__To do__:
Repeat the listing in full, exactly as it stands.

(Stored data)

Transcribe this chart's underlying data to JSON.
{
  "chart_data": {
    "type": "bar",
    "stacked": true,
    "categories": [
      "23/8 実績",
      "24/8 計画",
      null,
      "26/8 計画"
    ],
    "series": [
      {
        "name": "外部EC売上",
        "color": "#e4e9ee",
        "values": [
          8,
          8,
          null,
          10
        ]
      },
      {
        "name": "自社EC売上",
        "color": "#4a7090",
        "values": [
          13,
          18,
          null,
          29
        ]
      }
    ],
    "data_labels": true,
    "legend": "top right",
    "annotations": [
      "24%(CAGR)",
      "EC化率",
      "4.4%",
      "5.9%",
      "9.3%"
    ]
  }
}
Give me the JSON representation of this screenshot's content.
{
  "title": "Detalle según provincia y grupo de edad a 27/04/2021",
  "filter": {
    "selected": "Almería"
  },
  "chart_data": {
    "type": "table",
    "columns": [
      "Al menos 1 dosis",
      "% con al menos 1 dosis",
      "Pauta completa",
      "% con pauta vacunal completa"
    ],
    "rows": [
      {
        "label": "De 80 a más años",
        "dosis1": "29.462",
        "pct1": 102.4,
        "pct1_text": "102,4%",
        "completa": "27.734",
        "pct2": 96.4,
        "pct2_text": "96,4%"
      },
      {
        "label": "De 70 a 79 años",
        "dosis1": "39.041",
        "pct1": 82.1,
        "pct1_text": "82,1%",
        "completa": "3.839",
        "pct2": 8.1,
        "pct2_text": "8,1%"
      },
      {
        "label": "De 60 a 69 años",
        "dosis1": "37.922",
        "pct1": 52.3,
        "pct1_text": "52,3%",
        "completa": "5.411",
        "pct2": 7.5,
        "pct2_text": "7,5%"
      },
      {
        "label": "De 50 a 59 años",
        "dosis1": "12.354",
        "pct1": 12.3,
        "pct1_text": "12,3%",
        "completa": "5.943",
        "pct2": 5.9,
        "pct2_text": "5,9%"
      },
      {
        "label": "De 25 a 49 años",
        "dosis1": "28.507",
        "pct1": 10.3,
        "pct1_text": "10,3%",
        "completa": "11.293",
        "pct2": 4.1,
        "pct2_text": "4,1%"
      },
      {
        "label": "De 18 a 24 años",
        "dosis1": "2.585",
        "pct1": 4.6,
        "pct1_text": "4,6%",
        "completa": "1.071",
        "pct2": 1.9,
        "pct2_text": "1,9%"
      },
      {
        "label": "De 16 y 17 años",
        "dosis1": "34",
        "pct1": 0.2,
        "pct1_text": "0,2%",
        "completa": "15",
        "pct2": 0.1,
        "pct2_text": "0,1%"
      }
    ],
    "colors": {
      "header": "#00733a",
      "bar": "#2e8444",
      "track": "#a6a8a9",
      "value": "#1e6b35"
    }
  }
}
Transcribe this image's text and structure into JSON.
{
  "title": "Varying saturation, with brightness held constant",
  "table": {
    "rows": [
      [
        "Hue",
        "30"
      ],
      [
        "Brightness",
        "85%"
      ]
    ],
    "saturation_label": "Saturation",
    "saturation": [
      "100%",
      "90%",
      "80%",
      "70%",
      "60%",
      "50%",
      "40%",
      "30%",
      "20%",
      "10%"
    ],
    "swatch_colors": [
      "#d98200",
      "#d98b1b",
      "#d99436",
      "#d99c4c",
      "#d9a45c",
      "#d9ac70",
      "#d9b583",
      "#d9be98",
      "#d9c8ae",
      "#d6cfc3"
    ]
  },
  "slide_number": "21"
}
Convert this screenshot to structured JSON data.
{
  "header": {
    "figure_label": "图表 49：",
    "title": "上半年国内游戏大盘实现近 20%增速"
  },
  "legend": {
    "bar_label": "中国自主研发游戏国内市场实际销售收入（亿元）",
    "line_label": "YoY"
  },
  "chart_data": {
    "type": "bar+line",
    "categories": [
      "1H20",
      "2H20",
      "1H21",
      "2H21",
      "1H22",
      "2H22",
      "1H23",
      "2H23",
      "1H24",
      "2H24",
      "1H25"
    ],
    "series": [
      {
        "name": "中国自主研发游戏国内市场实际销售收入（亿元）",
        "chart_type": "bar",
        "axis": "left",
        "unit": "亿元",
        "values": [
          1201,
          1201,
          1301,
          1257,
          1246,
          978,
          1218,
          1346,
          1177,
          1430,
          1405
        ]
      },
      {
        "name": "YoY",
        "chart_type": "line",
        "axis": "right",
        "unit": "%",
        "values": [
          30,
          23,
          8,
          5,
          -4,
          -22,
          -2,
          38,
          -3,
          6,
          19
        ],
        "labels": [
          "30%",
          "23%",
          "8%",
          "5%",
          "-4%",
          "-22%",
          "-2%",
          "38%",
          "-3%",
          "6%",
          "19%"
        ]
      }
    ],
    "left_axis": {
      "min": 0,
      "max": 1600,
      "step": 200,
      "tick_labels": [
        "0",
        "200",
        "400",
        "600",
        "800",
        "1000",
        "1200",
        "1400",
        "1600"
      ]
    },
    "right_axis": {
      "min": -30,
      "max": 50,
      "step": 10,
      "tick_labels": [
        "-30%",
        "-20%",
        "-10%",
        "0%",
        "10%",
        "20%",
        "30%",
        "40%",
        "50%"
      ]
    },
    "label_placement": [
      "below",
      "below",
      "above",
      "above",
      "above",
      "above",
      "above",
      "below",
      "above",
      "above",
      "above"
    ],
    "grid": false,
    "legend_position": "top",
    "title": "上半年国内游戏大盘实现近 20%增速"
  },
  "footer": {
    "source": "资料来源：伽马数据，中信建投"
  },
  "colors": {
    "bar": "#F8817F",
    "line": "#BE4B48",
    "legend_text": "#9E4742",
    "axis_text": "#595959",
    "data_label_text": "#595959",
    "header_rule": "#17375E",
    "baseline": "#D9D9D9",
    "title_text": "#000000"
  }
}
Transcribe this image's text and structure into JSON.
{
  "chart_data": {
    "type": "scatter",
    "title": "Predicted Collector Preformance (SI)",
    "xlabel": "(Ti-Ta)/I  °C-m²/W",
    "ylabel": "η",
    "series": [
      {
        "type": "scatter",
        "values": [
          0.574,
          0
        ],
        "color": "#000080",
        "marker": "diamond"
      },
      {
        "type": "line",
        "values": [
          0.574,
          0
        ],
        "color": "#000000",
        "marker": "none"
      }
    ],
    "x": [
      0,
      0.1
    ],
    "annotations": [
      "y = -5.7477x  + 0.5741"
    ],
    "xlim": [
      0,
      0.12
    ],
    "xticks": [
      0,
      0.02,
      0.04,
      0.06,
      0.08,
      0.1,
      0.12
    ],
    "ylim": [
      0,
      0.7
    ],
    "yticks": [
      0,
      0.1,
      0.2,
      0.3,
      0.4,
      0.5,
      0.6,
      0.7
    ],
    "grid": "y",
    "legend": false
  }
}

__Answer__:
Transcribe this chart's underlying data to JSON.
{
  "chart_data": {
    "type": "bar",
    "stacked": true,
    "categories": [
      "23/8 実績",
      "24/8 計画",
      null,
      "26/8 計画"
    ],
    "series": [
      {
        "name": "外部EC売上",
        "color": "#e4e9ee",
        "values": [
          8,
          8,
          null,
          10
        ]
      },
      {
        "name": "自社EC売上",
        "color": "#4a7090",
        "values": [
          13,
          18,
          null,
          29
        ]
      }
    ],
    "data_labels": true,
    "legend": "top right",
    "annotations": [
      "24%(CAGR)",
      "EC化率",
      "4.4%",
      "5.9%",
      "9.3%"
    ]
  }
}
Give me the JSON representation of this screenshot's content.
{
  "title": "Detalle según provincia y grupo de edad a 27/04/2021",
  "filter": {
    "selected": "Almería"
  },
  "chart_data": {
    "type": "table",
    "columns": [
      "Al menos 1 dosis",
      "% con al menos 1 dosis",
      "Pauta completa",
      "% con pauta vacunal completa"
    ],
    "rows": [
      {
        "label": "De 80 a más años",
        "dosis1": "29.462",
        "pct1": 102.4,
        "pct1_text": "102,4%",
        "completa": "27.734",
        "pct2": 96.4,
        "pct2_text": "96,4%"
      },
      {
        "label": "De 70 a 79 años",
        "dosis1": "39.041",
        "pct1": 82.1,
        "pct1_text": "82,1%",
        "completa": "3.839",
        "pct2": 8.1,
        "pct2_text": "8,1%"
      },
      {
        "label": "De 60 a 69 años",
        "dosis1": "37.922",
        "pct1": 52.3,
        "pct1_text": "52,3%",
        "completa": "5.411",
        "pct2": 7.5,
        "pct2_text": "7,5%"
      },
      {
        "label": "De 50 a 59 años",
        "dosis1": "12.354",
        "pct1": 12.3,
        "pct1_text": "12,3%",
        "completa": "5.943",
        "pct2": 5.9,
        "pct2_text": "5,9%"
      },
      {
        "label": "De 25 a 49 años",
        "dosis1": "28.507",
        "pct1": 10.3,
        "pct1_text": "10,3%",
        "completa": "11.293",
        "pct2": 4.1,
        "pct2_text": "4,1%"
      },
      {
        "label": "De 18 a 24 años",
        "dosis1": "2.585",
        "pct1": 4.6,
        "pct1_text": "4,6%",
        "completa": "1.071",
        "pct2": 1.9,
        "pct2_text": "1,9%"
      },
      {
        "label": "De 16 y 17 años",
        "dosis1": "34",
        "pct1": 0.2,
        "pct1_text": "0,2%",
        "completa": "15",
        "pct2": 0.1,
        "pct2_text": "0,1%"
      }
    ],
    "colors": {
      "header": "#00733a",
      "bar": "#2e8444",
      "track": "#a6a8a9",
      "value": "#1e6b35"
    }
  }
}
Transcribe this image's text and structure into JSON.
{
  "title": "Varying saturation, with brightness held constant",
  "table": {
    "rows": [
      [
        "Hue",
        "30"
      ],
      [
        "Brightness",
        "85%"
      ]
    ],
    "saturation_label": "Saturation",
    "saturation": [
      "100%",
      "90%",
      "80%",
      "70%",
      "60%",
      "50%",
      "40%",
      "30%",
      "20%",
      "10%"
    ],
    "swatch_colors": [
      "#d98200",
      "#d98b1b",
      "#d99436",
      "#d99c4c",
      "#d9a45c",
      "#d9ac70",
      "#d9b583",
      "#d9be98",
      "#d9c8ae",
      "#d6cfc3"
    ]
  },
  "slide_number": "21"
}
Convert this screenshot to structured JSON data.
{
  "header": {
    "figure_label": "图表 49：",
    "title": "上半年国内游戏大盘实现近 20%增速"
  },
  "legend": {
    "bar_label": "中国自主研发游戏国内市场实际销售收入（亿元）",
    "line_label": "YoY"
  },
  "chart_data": {
    "type": "bar+line",
    "categories": [
      "1H20",
      "2H20",
      "1H21",
      "2H21",
      "1H22",
      "2H22",
      "1H23",
      "2H23",
      "1H24",
      "2H24",
      "1H25"
    ],
    "series": [
      {
        "name": "中国自主研发游戏国内市场实际销售收入（亿元）",
        "chart_type": "bar",
        "axis": "left",
        "unit": "亿元",
        "values": [
          1201,
          1201,
          1301,
          1257,
          1246,
          978,
          1218,
          1346,
          1177,
          1430,
          1405
        ]
      },
      {
        "name": "YoY",
        "chart_type": "line",
        "axis": "right",
        "unit": "%",
        "values": [
          30,
          23,
          8,
          5,
          -4,
          -22,
          -2,
          38,
          -3,
          6,
          19
        ],
        "labels": [
          "30%",
          "23%",
          "8%",
          "5%",
          "-4%",
          "-22%",
          "-2%",
          "38%",
          "-3%",
          "6%",
          "19%"
        ]
      }
    ],
    "left_axis": {
      "min": 0,
      "max": 1600,
      "step": 200,
      "tick_labels": [
        "0",
        "200",
        "400",
        "600",
        "800",
        "1000",
        "1200",
        "1400",
        "1600"
      ]
    },
    "right_axis": {
      "min": -30,
      "max": 50,
      "step": 10,
      "tick_labels": [
        "-30%",
        "-20%",
        "-10%",
        "0%",
        "10%",
        "20%",
        "30%",
        "40%",
        "50%"
      ]
    },
    "label_placement": [
      "below",
      "below",
      "above",
      "above",
      "above",
      "above",
      "above",
      "below",
      "above",
      "above",
      "above"
    ],
    "grid": false,
    "legend_position": "top",
    "title": "上半年国内游戏大盘实现近 20%增速"
  },
  "footer": {
    "source": "资料来源：伽马数据，中信建投"
  },
  "colors": {
    "bar": "#F8817F",
    "line": "#BE4B48",
    "legend_text": "#9E4742",
    "axis_text": "#595959",
    "data_label_text": "#595959",
    "header_rule": "#17375E",
    "baseline": "#D9D9D9",
    "title_text": "#000000"
  }
}
Transcribe this image's text and structure into JSON.
{
  "chart_data": {
    "type": "scatter",
    "title": "Predicted Collector Preformance (SI)",
    "xlabel": "(Ti-Ta)/I  °C-m²/W",
    "ylabel": "η",
    "series": [
      {
        "type": "scatter",
        "values": [
          0.574,
          0
        ],
        "color": "#000080",
        "marker": "diamond"
      },
      {
        "type": "line",
        "values": [
          0.574,
          0
        ],
        "color": "#000000",
        "marker": "none"
      }
    ],
    "x": [
      0,
      0.1
    ],
    "annotations": [
      "y = -5.7477x  + 0.5741"
    ],
    "xlim": [
      0,
      0.12
    ],
    "xticks": [
      0,
      0.02,
      0.04,
      0.06,
      0.08,
      0.1,
      0.12
    ],
    "ylim": [
      0,
      0.7
    ],
    "yticks": [
      0,
      0.1,
      0.2,
      0.3,
      0.4,
      0.5,
      0.6,
      0.7
    ],
    "grid": "y",
    "legend": false
  }
}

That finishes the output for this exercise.